Chart and figure data =>
= = = = = = =

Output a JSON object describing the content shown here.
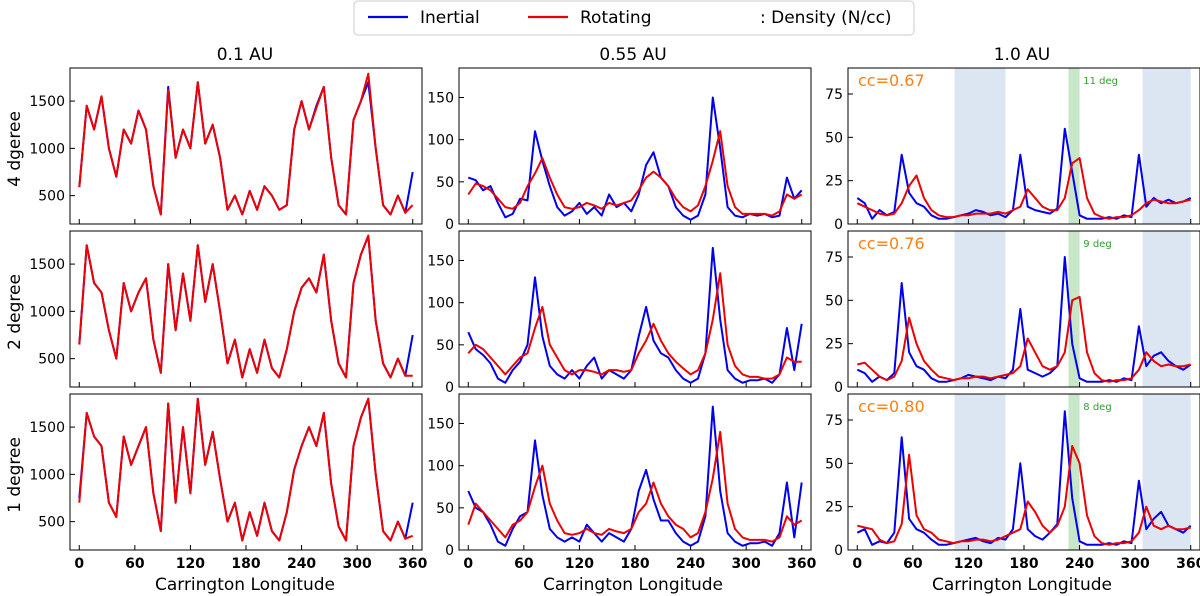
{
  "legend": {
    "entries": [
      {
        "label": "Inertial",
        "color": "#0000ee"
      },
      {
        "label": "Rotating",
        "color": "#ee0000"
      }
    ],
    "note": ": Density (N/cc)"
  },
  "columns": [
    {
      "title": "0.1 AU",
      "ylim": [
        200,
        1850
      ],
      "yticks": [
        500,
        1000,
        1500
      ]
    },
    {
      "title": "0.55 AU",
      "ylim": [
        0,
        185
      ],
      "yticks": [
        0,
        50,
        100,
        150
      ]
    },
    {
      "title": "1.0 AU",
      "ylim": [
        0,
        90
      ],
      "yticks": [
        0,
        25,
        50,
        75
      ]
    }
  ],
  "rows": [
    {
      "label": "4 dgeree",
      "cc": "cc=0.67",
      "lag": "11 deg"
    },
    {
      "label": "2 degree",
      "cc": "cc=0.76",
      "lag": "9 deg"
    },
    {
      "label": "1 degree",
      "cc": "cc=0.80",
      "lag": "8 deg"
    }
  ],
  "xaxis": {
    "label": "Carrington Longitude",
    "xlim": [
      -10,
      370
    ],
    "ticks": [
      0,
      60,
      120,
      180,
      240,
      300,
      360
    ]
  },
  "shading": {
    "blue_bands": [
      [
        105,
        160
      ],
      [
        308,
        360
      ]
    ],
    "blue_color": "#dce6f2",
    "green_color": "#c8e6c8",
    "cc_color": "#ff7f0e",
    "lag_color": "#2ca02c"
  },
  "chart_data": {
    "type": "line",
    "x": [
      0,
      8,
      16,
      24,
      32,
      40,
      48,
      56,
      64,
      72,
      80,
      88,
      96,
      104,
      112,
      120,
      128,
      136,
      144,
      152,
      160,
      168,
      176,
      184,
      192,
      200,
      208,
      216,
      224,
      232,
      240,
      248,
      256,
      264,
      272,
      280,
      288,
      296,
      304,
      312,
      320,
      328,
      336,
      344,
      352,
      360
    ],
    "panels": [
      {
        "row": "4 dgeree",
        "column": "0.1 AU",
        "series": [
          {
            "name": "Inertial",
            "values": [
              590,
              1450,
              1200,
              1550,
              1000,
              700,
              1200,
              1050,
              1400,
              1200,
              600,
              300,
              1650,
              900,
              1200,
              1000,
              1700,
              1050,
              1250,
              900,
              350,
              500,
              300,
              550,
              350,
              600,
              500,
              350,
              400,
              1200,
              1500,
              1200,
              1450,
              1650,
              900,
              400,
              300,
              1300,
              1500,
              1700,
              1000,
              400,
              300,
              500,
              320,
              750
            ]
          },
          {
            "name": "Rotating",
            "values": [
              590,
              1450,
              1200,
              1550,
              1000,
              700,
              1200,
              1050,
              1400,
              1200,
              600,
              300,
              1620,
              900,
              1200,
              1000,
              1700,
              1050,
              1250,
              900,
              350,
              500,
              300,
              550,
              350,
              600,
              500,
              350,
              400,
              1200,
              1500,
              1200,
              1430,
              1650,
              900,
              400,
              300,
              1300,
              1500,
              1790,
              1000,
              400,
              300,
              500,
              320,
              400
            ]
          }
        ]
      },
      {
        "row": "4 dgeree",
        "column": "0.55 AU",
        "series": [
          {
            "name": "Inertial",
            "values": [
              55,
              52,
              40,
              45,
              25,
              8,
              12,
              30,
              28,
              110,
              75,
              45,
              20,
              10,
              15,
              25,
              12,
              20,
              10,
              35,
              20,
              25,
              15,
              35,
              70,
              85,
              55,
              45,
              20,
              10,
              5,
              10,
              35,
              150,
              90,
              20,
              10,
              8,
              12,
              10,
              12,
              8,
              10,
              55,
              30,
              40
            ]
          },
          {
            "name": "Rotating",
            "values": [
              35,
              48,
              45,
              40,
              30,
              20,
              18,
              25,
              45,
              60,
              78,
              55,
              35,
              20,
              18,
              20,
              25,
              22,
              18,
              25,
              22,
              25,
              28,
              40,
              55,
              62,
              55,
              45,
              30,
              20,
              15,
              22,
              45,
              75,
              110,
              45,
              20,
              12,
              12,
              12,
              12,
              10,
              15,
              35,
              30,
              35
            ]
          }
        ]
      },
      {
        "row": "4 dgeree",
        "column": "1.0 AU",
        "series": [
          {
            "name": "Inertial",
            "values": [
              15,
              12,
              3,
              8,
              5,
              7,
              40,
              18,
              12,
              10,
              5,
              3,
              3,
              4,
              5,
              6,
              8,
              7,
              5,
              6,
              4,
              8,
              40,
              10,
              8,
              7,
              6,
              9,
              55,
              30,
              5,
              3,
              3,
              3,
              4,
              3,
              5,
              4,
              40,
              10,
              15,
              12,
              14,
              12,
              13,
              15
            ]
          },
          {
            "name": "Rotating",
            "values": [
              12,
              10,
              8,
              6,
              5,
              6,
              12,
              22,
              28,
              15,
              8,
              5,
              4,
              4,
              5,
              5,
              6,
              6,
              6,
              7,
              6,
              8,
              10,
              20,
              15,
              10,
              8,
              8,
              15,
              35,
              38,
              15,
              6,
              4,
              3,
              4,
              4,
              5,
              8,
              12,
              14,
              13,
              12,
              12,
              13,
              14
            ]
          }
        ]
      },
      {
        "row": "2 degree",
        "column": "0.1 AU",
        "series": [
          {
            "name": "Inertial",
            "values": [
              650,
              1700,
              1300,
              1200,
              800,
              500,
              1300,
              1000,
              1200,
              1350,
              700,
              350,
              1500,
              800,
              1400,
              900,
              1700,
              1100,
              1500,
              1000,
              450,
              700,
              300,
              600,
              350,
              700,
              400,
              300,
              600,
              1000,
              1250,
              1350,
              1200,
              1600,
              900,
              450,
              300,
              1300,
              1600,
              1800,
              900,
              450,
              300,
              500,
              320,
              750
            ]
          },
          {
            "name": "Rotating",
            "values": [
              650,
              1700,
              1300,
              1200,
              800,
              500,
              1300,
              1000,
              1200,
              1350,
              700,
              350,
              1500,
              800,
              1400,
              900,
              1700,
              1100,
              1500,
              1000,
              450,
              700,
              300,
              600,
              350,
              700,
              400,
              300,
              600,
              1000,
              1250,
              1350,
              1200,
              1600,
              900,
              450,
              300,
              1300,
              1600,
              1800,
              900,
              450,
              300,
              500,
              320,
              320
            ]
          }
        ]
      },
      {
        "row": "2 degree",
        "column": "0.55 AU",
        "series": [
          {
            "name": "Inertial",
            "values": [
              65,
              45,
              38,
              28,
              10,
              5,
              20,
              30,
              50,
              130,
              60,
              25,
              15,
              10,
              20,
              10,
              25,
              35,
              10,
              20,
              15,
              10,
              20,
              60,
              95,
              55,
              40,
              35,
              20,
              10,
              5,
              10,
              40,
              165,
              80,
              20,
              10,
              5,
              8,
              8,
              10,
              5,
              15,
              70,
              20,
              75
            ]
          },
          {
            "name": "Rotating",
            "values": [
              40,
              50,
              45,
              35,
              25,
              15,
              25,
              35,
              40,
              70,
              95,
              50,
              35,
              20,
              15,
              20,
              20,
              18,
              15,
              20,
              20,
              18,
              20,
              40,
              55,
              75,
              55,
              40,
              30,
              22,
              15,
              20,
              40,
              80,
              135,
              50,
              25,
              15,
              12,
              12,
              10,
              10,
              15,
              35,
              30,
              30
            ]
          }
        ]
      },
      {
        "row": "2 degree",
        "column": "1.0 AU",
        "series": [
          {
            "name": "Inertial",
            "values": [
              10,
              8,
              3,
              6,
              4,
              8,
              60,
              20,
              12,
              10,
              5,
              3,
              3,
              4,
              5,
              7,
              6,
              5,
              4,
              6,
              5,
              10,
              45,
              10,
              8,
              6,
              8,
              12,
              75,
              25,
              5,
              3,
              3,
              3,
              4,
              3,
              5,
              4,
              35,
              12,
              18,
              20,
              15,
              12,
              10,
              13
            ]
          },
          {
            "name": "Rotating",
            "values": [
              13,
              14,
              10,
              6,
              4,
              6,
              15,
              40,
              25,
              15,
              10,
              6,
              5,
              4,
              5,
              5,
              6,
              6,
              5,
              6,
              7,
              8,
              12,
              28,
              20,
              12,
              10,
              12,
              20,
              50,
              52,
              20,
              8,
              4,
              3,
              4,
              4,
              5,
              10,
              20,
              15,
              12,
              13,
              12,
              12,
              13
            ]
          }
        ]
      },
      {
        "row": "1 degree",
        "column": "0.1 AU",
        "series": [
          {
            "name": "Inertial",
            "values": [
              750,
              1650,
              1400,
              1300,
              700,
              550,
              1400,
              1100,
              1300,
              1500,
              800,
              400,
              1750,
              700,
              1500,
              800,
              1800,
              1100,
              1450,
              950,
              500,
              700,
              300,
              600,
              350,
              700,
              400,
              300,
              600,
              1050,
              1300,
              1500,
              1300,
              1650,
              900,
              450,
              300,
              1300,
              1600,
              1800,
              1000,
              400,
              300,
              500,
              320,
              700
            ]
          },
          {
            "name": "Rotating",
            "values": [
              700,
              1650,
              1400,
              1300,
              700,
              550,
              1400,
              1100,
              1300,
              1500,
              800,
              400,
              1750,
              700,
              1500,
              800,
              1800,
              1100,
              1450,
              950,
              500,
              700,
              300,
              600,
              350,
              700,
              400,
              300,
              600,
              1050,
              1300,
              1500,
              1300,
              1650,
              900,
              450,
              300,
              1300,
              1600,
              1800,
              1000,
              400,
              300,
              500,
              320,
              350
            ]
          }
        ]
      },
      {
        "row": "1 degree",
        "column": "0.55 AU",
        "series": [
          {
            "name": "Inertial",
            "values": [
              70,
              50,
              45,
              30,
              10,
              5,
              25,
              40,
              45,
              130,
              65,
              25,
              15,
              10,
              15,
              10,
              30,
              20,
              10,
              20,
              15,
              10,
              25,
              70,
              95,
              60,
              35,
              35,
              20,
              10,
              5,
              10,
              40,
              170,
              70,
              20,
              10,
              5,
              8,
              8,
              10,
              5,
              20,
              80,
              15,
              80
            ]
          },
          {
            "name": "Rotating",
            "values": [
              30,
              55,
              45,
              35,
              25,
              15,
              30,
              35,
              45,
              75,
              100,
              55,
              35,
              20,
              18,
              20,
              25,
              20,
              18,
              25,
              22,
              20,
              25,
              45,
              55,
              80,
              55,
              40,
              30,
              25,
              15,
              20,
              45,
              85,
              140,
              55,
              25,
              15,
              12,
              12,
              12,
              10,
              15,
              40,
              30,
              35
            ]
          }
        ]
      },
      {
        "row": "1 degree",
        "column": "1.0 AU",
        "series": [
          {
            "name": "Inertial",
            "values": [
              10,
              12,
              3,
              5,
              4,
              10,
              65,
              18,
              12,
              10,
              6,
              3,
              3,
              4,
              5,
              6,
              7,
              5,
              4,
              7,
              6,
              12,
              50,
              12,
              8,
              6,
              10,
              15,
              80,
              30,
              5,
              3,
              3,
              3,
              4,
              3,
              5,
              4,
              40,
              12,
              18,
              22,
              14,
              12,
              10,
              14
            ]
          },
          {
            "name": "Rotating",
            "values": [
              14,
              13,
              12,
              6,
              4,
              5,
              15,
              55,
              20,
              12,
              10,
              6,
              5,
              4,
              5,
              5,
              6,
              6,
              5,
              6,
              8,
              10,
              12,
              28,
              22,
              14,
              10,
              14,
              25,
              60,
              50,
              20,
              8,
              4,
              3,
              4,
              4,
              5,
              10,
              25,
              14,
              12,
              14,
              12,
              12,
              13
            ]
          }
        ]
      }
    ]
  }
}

= = = = = = =

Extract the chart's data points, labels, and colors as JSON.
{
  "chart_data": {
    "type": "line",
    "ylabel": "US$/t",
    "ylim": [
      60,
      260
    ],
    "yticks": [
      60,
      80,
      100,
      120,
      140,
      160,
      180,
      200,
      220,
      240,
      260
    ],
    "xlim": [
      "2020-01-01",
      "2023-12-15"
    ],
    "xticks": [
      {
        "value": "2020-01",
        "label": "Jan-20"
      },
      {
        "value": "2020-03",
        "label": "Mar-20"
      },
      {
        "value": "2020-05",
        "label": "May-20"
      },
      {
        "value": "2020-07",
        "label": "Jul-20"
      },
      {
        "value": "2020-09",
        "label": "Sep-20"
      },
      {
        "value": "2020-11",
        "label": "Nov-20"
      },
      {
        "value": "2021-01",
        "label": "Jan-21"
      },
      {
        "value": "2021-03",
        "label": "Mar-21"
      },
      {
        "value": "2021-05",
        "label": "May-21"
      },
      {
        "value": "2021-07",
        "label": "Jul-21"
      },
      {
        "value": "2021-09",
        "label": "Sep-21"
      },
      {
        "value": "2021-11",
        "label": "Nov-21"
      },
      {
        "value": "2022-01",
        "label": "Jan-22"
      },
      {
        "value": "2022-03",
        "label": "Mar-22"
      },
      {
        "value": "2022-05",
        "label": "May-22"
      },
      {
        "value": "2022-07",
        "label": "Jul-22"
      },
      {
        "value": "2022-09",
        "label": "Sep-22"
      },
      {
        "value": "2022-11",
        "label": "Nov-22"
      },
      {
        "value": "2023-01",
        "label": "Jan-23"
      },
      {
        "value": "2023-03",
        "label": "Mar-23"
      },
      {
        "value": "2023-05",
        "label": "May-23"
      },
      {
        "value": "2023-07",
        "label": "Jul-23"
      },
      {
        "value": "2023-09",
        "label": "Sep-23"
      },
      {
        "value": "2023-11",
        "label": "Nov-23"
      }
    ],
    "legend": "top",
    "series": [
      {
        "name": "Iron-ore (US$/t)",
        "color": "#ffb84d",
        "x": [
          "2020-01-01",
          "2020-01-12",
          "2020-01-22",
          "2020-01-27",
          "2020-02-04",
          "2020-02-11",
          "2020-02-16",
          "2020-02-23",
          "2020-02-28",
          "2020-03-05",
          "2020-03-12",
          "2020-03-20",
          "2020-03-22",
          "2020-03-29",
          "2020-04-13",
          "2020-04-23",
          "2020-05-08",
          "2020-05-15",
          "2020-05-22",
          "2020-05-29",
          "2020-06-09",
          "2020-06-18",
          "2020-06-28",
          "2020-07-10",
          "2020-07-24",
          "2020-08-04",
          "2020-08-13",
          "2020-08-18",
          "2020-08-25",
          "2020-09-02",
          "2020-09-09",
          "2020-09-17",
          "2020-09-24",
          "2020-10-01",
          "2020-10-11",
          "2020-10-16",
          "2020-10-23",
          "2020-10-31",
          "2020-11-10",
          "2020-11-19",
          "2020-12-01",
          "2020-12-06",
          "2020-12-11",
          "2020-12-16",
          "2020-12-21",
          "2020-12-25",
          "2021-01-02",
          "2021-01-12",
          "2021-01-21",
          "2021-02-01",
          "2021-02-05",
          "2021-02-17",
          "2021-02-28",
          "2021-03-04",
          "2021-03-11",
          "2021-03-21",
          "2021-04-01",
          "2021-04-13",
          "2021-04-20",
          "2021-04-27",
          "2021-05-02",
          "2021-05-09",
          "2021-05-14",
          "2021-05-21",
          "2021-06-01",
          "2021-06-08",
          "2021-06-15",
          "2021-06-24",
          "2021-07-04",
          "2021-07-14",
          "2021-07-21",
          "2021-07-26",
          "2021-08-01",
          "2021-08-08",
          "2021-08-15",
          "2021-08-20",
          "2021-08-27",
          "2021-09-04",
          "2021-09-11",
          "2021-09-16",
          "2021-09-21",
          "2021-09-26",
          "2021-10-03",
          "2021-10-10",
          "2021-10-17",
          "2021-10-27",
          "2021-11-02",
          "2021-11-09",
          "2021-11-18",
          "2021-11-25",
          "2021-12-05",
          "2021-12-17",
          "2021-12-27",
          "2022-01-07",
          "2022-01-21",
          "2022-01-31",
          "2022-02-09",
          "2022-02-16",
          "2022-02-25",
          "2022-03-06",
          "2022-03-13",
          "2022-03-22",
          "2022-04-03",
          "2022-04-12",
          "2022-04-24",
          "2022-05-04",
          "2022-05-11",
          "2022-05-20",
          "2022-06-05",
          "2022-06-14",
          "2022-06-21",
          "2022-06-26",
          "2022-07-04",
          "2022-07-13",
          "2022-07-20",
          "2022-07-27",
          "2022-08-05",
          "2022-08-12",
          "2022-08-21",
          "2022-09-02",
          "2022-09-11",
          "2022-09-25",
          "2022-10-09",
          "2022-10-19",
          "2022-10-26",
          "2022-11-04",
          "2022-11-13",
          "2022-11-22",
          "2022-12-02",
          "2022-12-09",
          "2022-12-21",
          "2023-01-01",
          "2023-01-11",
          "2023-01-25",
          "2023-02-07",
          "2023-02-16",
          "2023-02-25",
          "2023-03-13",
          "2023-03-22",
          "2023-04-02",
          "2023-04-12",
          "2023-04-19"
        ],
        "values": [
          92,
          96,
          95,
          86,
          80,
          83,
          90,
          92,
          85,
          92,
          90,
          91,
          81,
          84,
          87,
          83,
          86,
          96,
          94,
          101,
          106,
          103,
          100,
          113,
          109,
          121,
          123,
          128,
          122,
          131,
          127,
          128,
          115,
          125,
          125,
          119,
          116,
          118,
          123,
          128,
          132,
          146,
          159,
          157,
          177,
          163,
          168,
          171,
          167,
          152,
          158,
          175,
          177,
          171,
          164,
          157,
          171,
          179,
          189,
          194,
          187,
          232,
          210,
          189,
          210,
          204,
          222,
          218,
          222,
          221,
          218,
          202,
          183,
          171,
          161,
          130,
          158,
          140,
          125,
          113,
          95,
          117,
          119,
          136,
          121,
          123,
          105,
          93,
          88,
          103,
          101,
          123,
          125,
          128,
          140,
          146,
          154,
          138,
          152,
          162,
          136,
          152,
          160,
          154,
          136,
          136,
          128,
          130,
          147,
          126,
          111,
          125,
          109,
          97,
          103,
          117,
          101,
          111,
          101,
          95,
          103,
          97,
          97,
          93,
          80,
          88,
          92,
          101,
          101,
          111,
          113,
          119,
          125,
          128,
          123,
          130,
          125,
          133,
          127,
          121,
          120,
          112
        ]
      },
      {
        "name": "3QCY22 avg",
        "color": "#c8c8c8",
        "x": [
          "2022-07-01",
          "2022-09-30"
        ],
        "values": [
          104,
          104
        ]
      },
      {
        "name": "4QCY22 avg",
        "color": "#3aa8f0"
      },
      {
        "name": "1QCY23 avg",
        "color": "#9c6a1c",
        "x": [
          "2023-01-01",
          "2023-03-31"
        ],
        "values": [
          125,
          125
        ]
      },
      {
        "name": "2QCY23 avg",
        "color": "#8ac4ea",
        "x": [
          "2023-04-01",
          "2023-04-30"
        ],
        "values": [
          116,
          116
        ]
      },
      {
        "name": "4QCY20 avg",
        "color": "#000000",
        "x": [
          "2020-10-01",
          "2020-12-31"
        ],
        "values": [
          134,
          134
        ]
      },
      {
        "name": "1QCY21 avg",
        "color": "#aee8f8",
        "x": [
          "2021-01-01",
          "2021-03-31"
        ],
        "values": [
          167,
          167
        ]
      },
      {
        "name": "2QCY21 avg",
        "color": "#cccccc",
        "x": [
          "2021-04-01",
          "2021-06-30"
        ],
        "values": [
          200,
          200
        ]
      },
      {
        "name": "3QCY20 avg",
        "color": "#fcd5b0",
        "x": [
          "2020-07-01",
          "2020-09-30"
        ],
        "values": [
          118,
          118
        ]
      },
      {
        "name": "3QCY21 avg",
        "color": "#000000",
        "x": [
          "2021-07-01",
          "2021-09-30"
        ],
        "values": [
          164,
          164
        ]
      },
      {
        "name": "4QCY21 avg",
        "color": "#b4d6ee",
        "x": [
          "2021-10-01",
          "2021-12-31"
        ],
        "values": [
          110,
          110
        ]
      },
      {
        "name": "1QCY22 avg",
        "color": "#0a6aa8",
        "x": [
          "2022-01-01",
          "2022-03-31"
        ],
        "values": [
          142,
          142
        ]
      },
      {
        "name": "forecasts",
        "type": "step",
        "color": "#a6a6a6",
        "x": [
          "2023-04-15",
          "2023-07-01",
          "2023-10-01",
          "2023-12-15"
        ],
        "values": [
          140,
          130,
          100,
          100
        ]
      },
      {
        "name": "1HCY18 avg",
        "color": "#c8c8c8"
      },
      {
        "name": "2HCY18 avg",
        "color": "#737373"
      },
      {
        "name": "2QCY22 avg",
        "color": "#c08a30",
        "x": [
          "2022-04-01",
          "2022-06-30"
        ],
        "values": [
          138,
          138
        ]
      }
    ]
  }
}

= = = = = = =

WHAT YOU NEED TO DO => Every line that holds the string "JSON" should be returned.

RESULT =>
Output a JSON object describing the content shown here.
Extract the chart's data points, labels, and colors as JSON.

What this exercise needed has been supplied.